- Problem requirements:
Format the lines from the one containing "x-tick-label: 2005-05 — [183, 215, 194, 253]" up to and including the one containing "y-tick-label: 5,000 — [31, 186, 60, 197]" as a Markdown table with the columns Row and Line, numbering each row and leaving out any blank lines.

- Information given:
-.-.-
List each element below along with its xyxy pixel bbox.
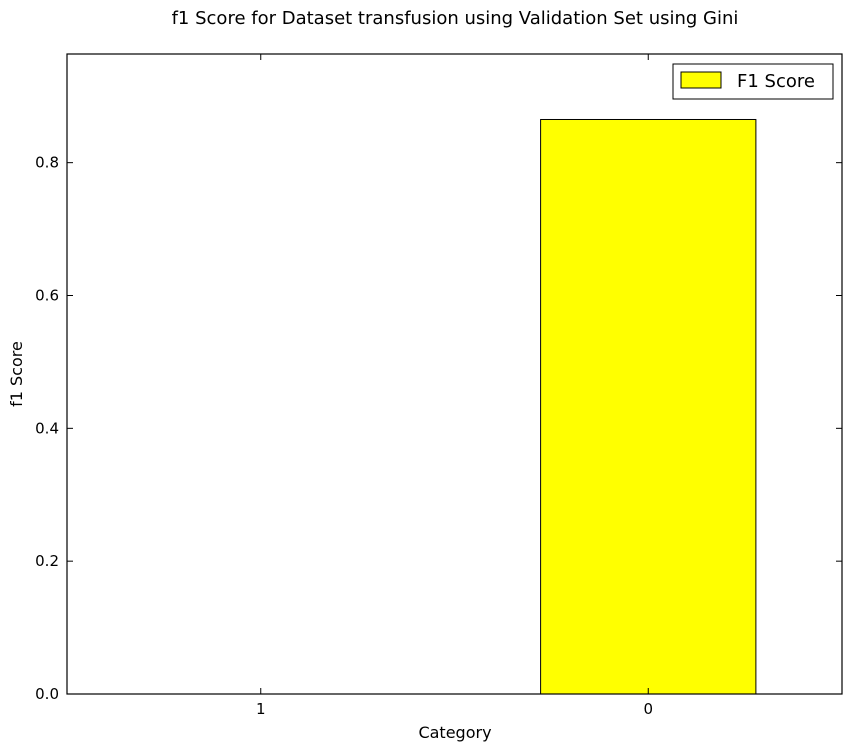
y-tick-label: 0.8 [35, 154, 59, 172]
legend: F1 Score [672, 63, 834, 100]
bars-layer [540, 118, 757, 695]
y-axis-ticks: 0.0 0.2 0.4 0.6 0.8 [35, 154, 842, 703]
legend-swatch [680, 71, 722, 89]
legend-label: F1 Score [737, 71, 815, 92]
y-tick-label: 0.4 [35, 419, 59, 437]
y-tick-label: 0.2 [35, 552, 59, 570]
chart-title: f1 Score for Dataset transfusion using V… [172, 8, 739, 29]
y-tick-label: 0.0 [35, 685, 59, 703]
bar-0 [540, 118, 757, 695]
x-tick-label: 1 [256, 700, 266, 718]
y-tick-label: 0.6 [35, 286, 59, 304]
plot-frame [66, 53, 843, 695]
x-tick-label: 0 [643, 700, 653, 718]
y-axis-label: f1 Score [7, 341, 26, 407]
x-axis-label: Category [418, 723, 491, 742]
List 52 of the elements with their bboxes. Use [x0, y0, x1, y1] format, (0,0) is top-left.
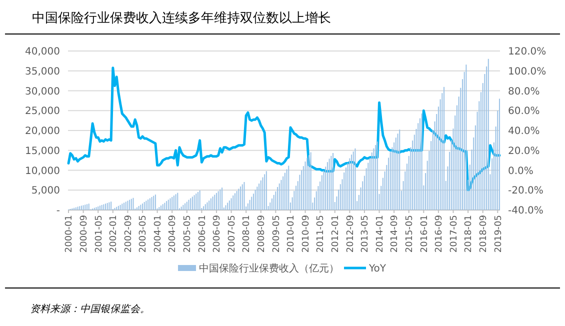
x-tick-label: 2005-05 — [183, 215, 194, 253]
y-tick-label: 30,000 — [25, 86, 60, 98]
y2-tick-label: 100.0% — [508, 66, 546, 78]
x-tick-label: 2001-05 — [94, 215, 104, 253]
y2-tick-label: 0.0% — [508, 166, 534, 177]
y-tick-label: 10,000 — [25, 166, 60, 177]
x-tick-label: 2002-01 — [109, 215, 120, 253]
y-tick-label: 5,000 — [31, 186, 60, 197]
x-tick-label: 2012-01 — [331, 215, 342, 253]
x-tick-label: 2015-05 — [405, 215, 416, 253]
chart-title: 中国保险行业保费收入连续多年维持双位数以上增长 — [32, 11, 331, 26]
x-tick-label: 2003-05 — [138, 215, 149, 253]
x-tick-label: 2019-05 — [494, 215, 504, 253]
x-tick-label: 2011-05 — [316, 215, 326, 253]
y-tick-label: 15,000 — [25, 146, 60, 157]
y2-tick-label: -40.0% — [508, 206, 544, 216]
x-tick-label: 2017-05 — [449, 215, 460, 253]
x-tick-label: 2008-09 — [257, 214, 268, 253]
x-tick-label: 2000-09 — [79, 214, 90, 253]
x-tick-label: 2006-09 — [212, 214, 223, 253]
legend-label: YoY — [368, 264, 387, 274]
y2-tick-label: -20.0% — [508, 186, 544, 197]
x-tick-label: 2009-05 — [272, 215, 282, 253]
y-tick-label: - — [56, 206, 60, 216]
x-tick-label: 2004-09 — [168, 214, 178, 253]
x-tick-label: 2012-09 — [346, 214, 356, 253]
x-tick-label: 2018-09 — [478, 214, 489, 253]
y-tick-label: 40,000 — [25, 46, 60, 58]
x-tick-label: 2013-05 — [360, 215, 371, 253]
y-tick-label: 25,000 — [25, 106, 60, 118]
x-tick-label: 2007-05 — [227, 215, 238, 253]
y2-tick-label: 60.0% — [508, 106, 540, 118]
x-tick-label: 2004-01 — [153, 215, 164, 253]
x-tick-label: 2002-09 — [124, 214, 134, 253]
y-tick-label: 20,000 — [25, 126, 60, 137]
x-tick-label: 2014-09 — [390, 214, 400, 253]
x-tick-label: 2018-01 — [464, 215, 474, 253]
x-tick-label: 2014-01 — [375, 215, 386, 253]
y2-tick-label: 120.0% — [508, 46, 546, 58]
x-tick-label: 2006-01 — [198, 215, 208, 253]
y2-tick-label: 20.0% — [508, 146, 540, 157]
x-tick-label: 2016-09 — [434, 214, 445, 253]
x-tick-label: 2000-01 — [64, 215, 75, 253]
y-tick-label: 35,000 — [25, 66, 60, 78]
y2-tick-label: 80.0% — [508, 86, 540, 98]
x-tick-label: 2010-09 — [301, 214, 312, 253]
x-tick-label: 2010-01 — [286, 215, 297, 253]
y2-tick-label: 40.0% — [508, 126, 540, 137]
x-tick-label: 2016-01 — [420, 215, 430, 253]
x-tick-label: 2008-01 — [242, 215, 252, 253]
text: 资料来源：中国银保监会。 — [30, 303, 150, 315]
legend-label: 中国保险行业保费收入（亿元） — [199, 262, 339, 274]
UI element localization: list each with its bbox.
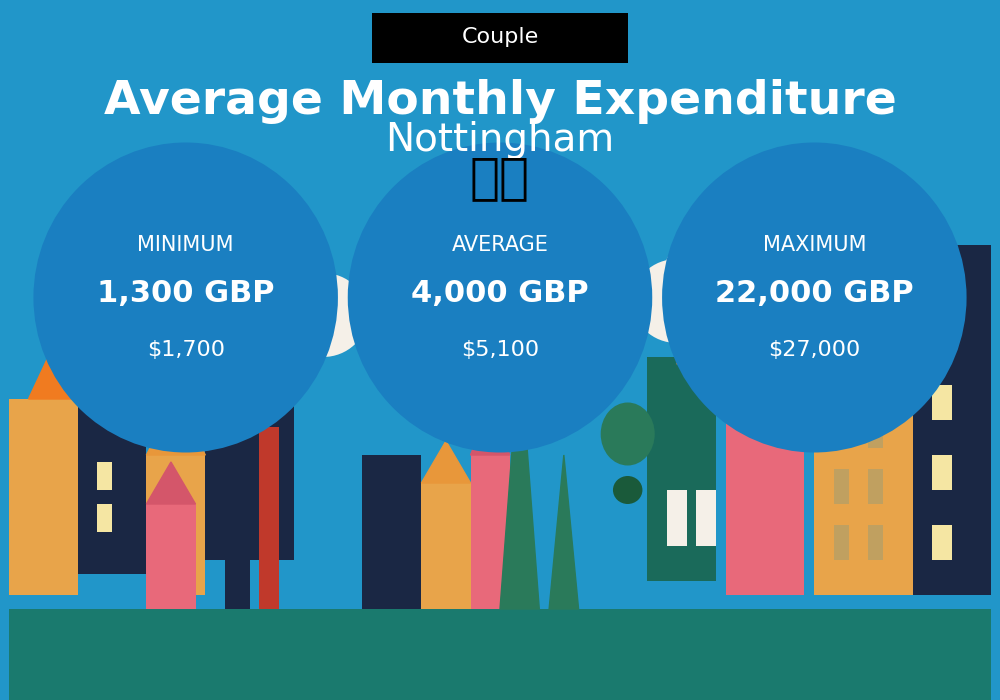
Ellipse shape xyxy=(279,273,367,357)
FancyBboxPatch shape xyxy=(146,504,196,609)
FancyBboxPatch shape xyxy=(421,483,471,609)
FancyBboxPatch shape xyxy=(932,455,952,490)
Text: MAXIMUM: MAXIMUM xyxy=(763,235,866,255)
Text: $5,100: $5,100 xyxy=(461,340,539,360)
FancyBboxPatch shape xyxy=(97,504,112,532)
Ellipse shape xyxy=(348,143,652,452)
FancyBboxPatch shape xyxy=(471,455,510,609)
Text: Nottingham: Nottingham xyxy=(385,121,615,159)
FancyBboxPatch shape xyxy=(97,462,112,490)
Ellipse shape xyxy=(33,143,338,452)
Ellipse shape xyxy=(613,476,642,504)
FancyBboxPatch shape xyxy=(696,490,716,546)
FancyBboxPatch shape xyxy=(932,385,952,420)
Polygon shape xyxy=(29,315,107,399)
Text: Average Monthly Expenditure: Average Monthly Expenditure xyxy=(104,79,896,124)
FancyBboxPatch shape xyxy=(834,525,849,560)
Ellipse shape xyxy=(601,402,655,466)
FancyBboxPatch shape xyxy=(259,427,279,609)
FancyBboxPatch shape xyxy=(205,315,294,560)
Polygon shape xyxy=(471,406,510,455)
FancyBboxPatch shape xyxy=(868,413,883,448)
FancyBboxPatch shape xyxy=(9,609,991,700)
Text: AVERAGE: AVERAGE xyxy=(452,235,548,255)
Polygon shape xyxy=(549,455,579,609)
Ellipse shape xyxy=(633,259,721,343)
FancyBboxPatch shape xyxy=(372,13,628,63)
Ellipse shape xyxy=(662,143,967,452)
Polygon shape xyxy=(146,399,205,455)
Polygon shape xyxy=(421,441,471,483)
FancyBboxPatch shape xyxy=(78,350,146,574)
Ellipse shape xyxy=(731,259,819,343)
FancyBboxPatch shape xyxy=(834,413,849,448)
Polygon shape xyxy=(146,462,196,504)
FancyBboxPatch shape xyxy=(362,455,421,609)
Ellipse shape xyxy=(181,273,269,357)
FancyBboxPatch shape xyxy=(932,525,952,560)
FancyBboxPatch shape xyxy=(9,399,78,595)
Text: MINIMUM: MINIMUM xyxy=(137,235,234,255)
FancyBboxPatch shape xyxy=(834,469,849,504)
Text: $27,000: $27,000 xyxy=(768,340,860,360)
FancyBboxPatch shape xyxy=(647,357,716,581)
FancyBboxPatch shape xyxy=(868,469,883,504)
FancyBboxPatch shape xyxy=(834,357,849,392)
FancyBboxPatch shape xyxy=(814,259,913,595)
Polygon shape xyxy=(500,350,539,609)
FancyBboxPatch shape xyxy=(146,455,205,595)
FancyBboxPatch shape xyxy=(868,525,883,560)
Text: 4,000 GBP: 4,000 GBP xyxy=(411,279,589,309)
Text: $1,700: $1,700 xyxy=(147,340,225,360)
FancyBboxPatch shape xyxy=(225,399,250,609)
Ellipse shape xyxy=(210,238,338,350)
FancyBboxPatch shape xyxy=(868,357,883,392)
Text: Couple: Couple xyxy=(461,27,539,47)
FancyBboxPatch shape xyxy=(726,329,804,595)
FancyBboxPatch shape xyxy=(913,245,991,595)
Text: 🇬🇧: 🇬🇧 xyxy=(470,155,530,202)
FancyBboxPatch shape xyxy=(667,490,687,546)
Text: 1,300 GBP: 1,300 GBP xyxy=(97,279,274,309)
Text: 22,000 GBP: 22,000 GBP xyxy=(715,279,914,309)
Ellipse shape xyxy=(662,224,790,336)
Polygon shape xyxy=(677,280,775,364)
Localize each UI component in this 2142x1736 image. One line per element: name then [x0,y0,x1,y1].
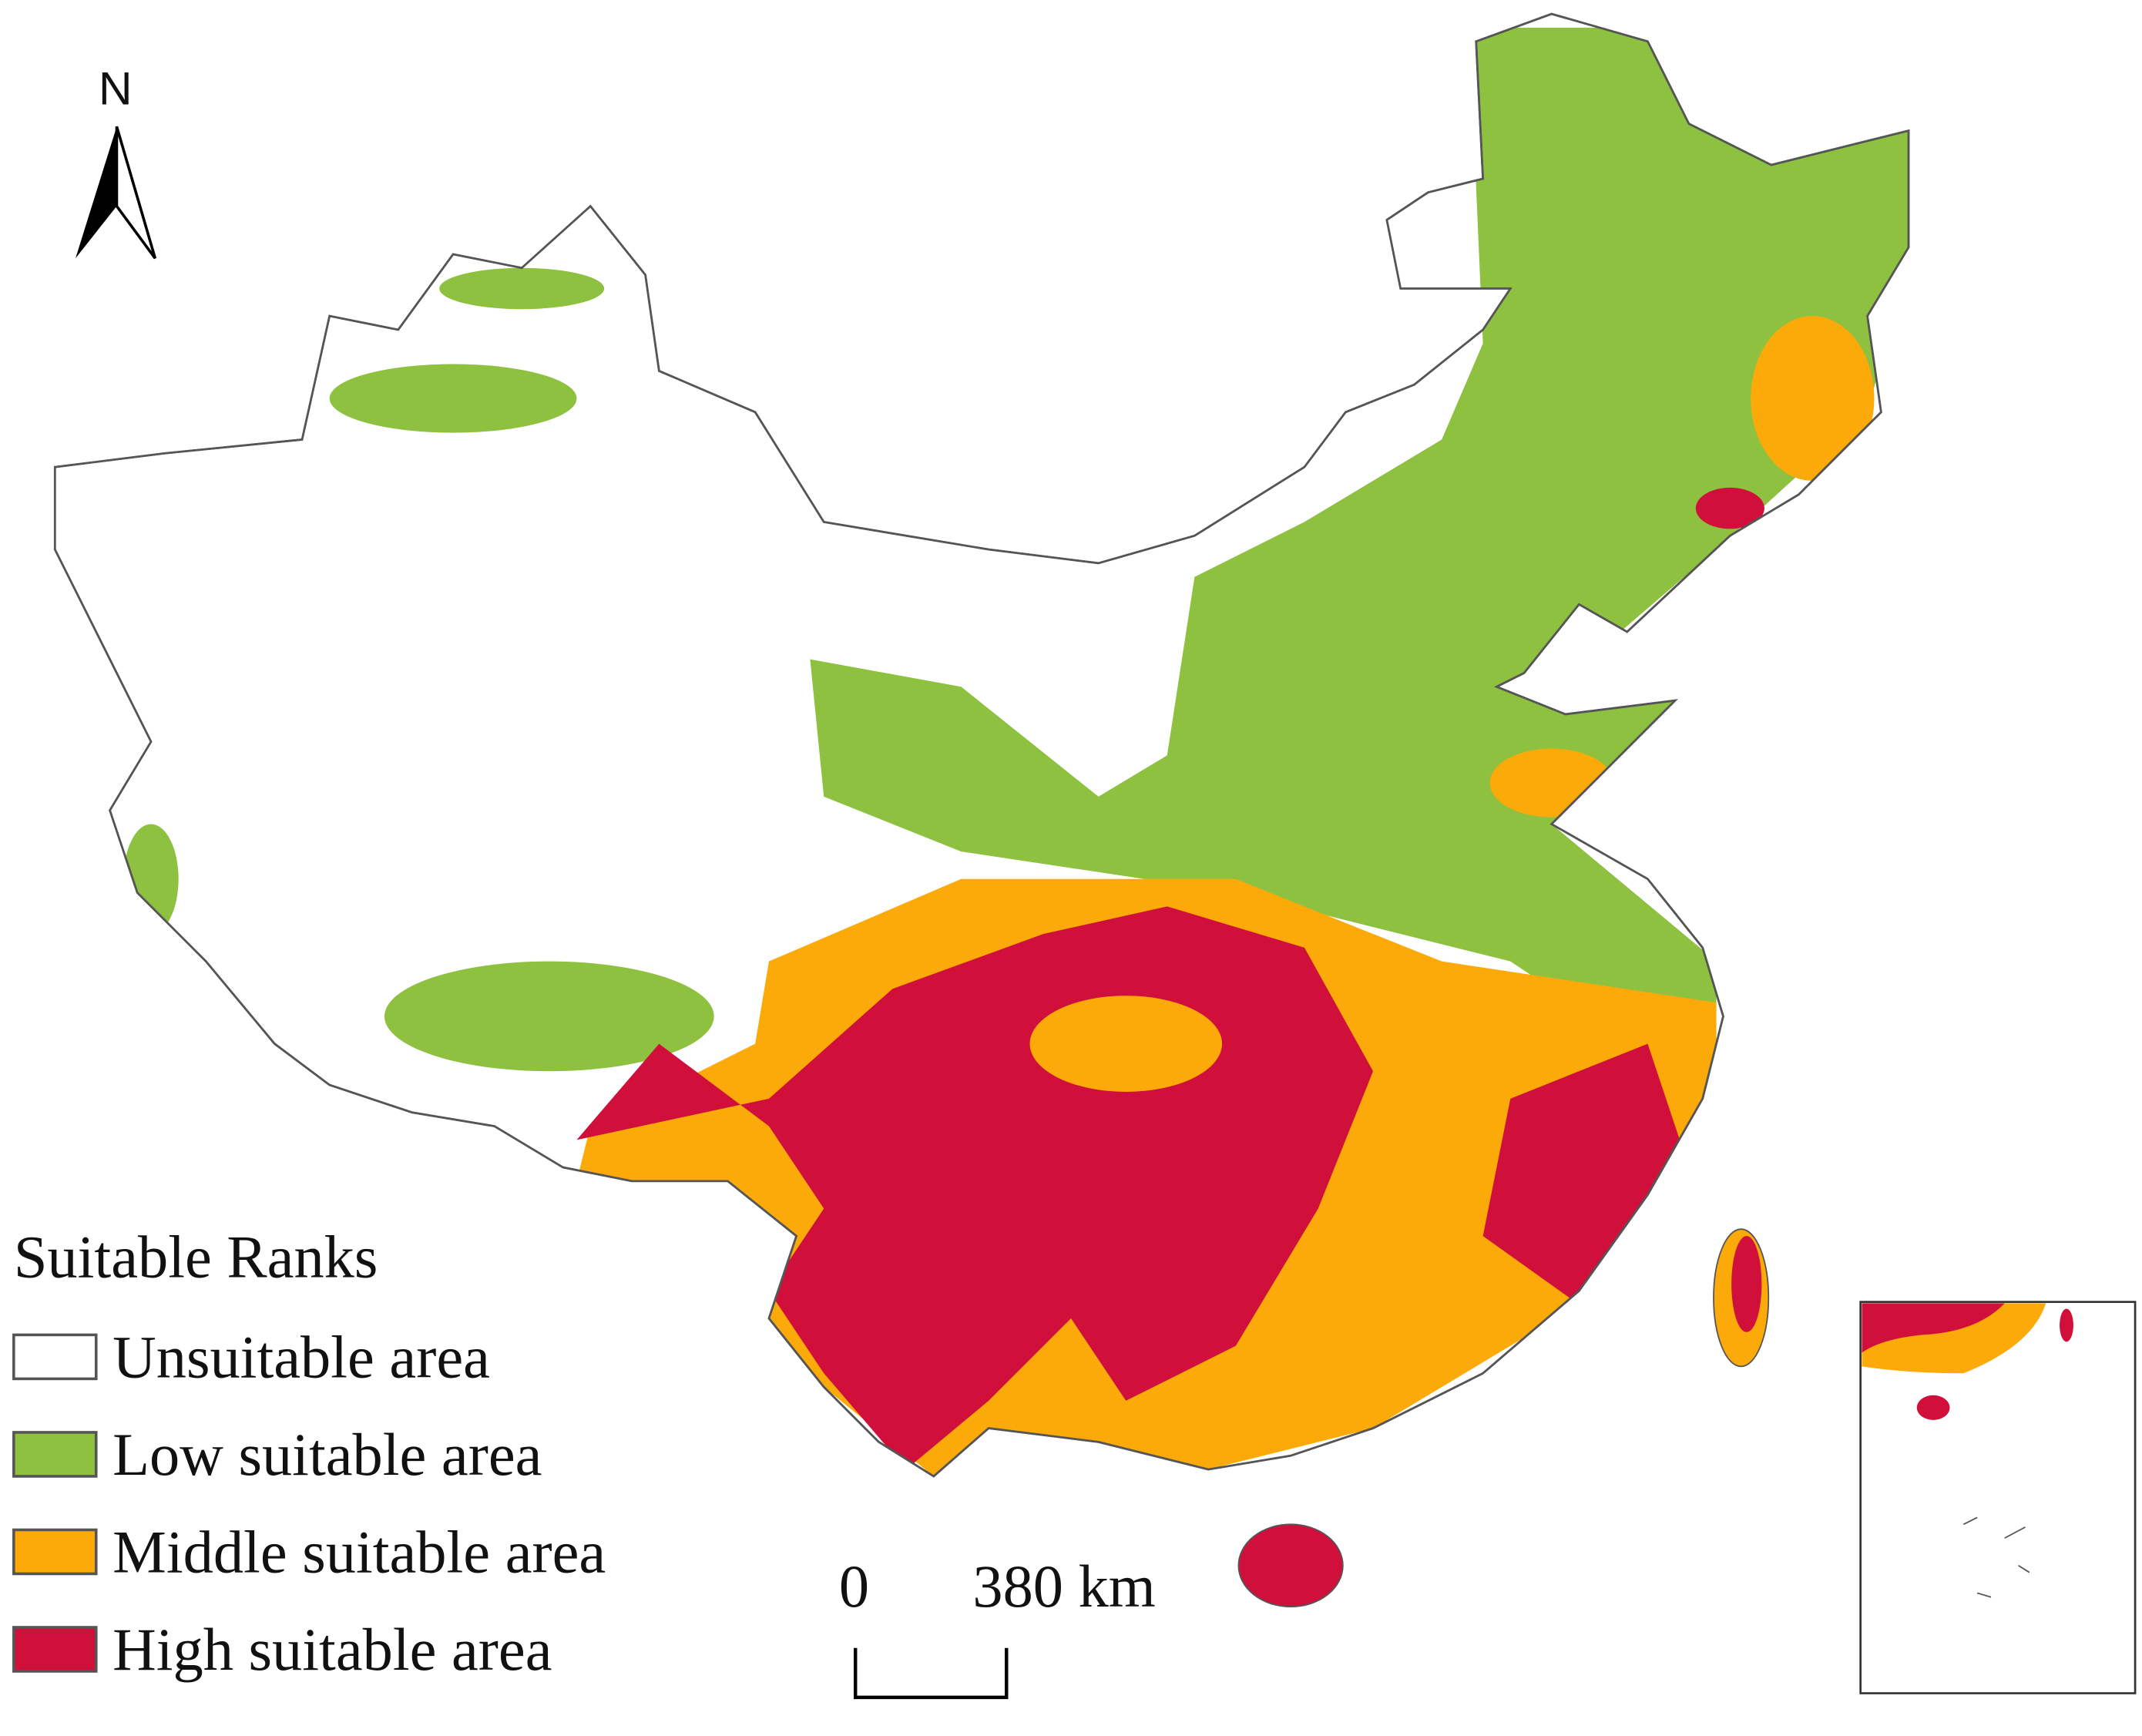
high-region [1695,487,1764,529]
hainan [1237,1523,1344,1608]
low-region [329,364,577,433]
low-region [384,961,714,1072]
legend-swatch [12,1333,98,1381]
legend-swatch [12,1528,98,1576]
scale-end: 380 km [972,1553,1155,1620]
legend-label: High suitable area [112,1616,552,1683]
taiwan-high [1731,1236,1762,1332]
legend-label: Low suitable area [112,1421,542,1488]
high-region [1482,1043,1689,1305]
south-sea-inset [1859,1301,2137,1694]
country-outline [53,12,1910,1478]
inset-taiwan [2060,1308,2073,1342]
legend-label: Unsuitable area [112,1324,490,1391]
inset-islands [1962,1516,2030,1598]
legend-label: Middle suitable area [112,1519,606,1586]
middle-region [1029,996,1223,1092]
middle-region [1751,316,1875,481]
north-label: N [99,62,133,115]
low-region [439,267,605,310]
legend: Suitable Ranks Unsuitable area Low suitab… [12,1224,606,1683]
inset-high [1862,1303,2005,1353]
legend-swatch [12,1626,98,1673]
low-region [810,27,1909,1099]
legend-title: Suitable Ranks [14,1224,378,1291]
north-arrow: N [76,62,157,260]
legend-swatch [12,1431,98,1478]
scale-bar: 0 380 km [839,1553,1156,1700]
inset-hainan [1916,1395,1950,1420]
scale-start: 0 [839,1553,869,1620]
middle-region [1489,748,1613,818]
scale-line [853,1647,1009,1700]
arrow-left [76,126,117,259]
arrow-right [115,126,157,260]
-.-.-
- Response to the task:
| Row | Line |
|---|---|
| 1 | x-tick-label: 2005-05 — [183, 215, 194, 253] |
| 2 | y-tick-label: 30,000 — [25, 86, 60, 98] |
| 3 | y2-tick-label: 100.0% — [508, 66, 546, 78] |
| 4 | x-tick-label: 2001-05 — [94, 215, 104, 253] |
| 5 | y2-tick-label: 0.0% — [508, 166, 534, 177] |
| 6 | y-tick-label: 10,000 — [25, 166, 60, 177] |
| 7 | x-tick-label: 2002-01 — [109, 215, 120, 253] |
| 8 | y-tick-label: 5,000 — [31, 186, 60, 197] |